In the listing below, find every line with the string "乡村振兴" and pull it out.

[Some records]
•••
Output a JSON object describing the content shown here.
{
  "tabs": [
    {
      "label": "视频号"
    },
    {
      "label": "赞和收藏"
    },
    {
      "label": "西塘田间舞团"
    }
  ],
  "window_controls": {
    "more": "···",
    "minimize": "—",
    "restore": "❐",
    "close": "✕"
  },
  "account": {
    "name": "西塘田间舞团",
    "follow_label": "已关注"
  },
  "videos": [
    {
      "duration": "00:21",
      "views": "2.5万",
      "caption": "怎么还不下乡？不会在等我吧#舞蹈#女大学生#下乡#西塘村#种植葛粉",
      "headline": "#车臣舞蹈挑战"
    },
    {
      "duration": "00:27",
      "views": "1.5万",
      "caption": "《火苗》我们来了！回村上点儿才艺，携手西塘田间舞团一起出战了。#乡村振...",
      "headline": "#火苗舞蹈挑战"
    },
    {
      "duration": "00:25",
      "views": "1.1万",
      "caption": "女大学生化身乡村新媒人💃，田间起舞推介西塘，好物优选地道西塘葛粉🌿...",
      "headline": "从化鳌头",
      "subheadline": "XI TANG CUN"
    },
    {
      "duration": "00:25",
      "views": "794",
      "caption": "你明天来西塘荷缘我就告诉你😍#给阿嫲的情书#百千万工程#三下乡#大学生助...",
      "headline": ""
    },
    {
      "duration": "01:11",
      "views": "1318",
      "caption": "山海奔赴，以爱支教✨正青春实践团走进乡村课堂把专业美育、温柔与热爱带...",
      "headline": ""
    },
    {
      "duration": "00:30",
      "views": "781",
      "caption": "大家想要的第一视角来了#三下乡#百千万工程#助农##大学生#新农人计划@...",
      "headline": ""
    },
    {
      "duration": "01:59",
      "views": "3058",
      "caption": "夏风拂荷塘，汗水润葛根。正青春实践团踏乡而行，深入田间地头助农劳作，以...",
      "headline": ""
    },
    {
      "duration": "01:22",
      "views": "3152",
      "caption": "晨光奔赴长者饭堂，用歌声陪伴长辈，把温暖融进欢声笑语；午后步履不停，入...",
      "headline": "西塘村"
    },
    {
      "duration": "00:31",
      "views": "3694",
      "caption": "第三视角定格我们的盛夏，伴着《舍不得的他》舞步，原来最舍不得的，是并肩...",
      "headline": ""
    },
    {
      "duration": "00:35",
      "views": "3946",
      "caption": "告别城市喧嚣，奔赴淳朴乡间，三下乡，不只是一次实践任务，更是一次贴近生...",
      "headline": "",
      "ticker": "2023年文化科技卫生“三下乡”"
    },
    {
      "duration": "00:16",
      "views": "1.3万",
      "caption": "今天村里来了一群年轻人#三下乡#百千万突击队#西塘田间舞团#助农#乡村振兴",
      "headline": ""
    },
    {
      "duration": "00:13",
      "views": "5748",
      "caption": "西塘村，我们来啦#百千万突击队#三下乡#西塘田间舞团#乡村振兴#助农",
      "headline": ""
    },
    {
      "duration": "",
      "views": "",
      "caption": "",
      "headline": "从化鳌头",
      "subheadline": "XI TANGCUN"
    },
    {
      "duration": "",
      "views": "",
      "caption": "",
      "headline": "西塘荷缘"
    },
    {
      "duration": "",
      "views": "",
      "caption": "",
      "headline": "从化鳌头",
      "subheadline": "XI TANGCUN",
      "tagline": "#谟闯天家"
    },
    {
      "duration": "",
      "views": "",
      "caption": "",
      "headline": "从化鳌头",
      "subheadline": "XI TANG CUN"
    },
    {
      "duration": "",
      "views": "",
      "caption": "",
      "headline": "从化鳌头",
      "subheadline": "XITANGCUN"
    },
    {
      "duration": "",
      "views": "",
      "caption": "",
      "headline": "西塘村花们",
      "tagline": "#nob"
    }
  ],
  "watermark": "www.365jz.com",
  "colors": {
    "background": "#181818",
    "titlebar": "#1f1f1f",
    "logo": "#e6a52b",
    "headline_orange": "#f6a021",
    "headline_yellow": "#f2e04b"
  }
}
•••
◆ Result of the exercise ◆
      "caption": "今天村里来了一群年轻人#三下乡#百千万突击队#西塘田间舞团#助农#乡村振兴",
      "caption": "西塘村，我们来啦#百千万突击队#三下乡#西塘田间舞团#乡村振兴#助农",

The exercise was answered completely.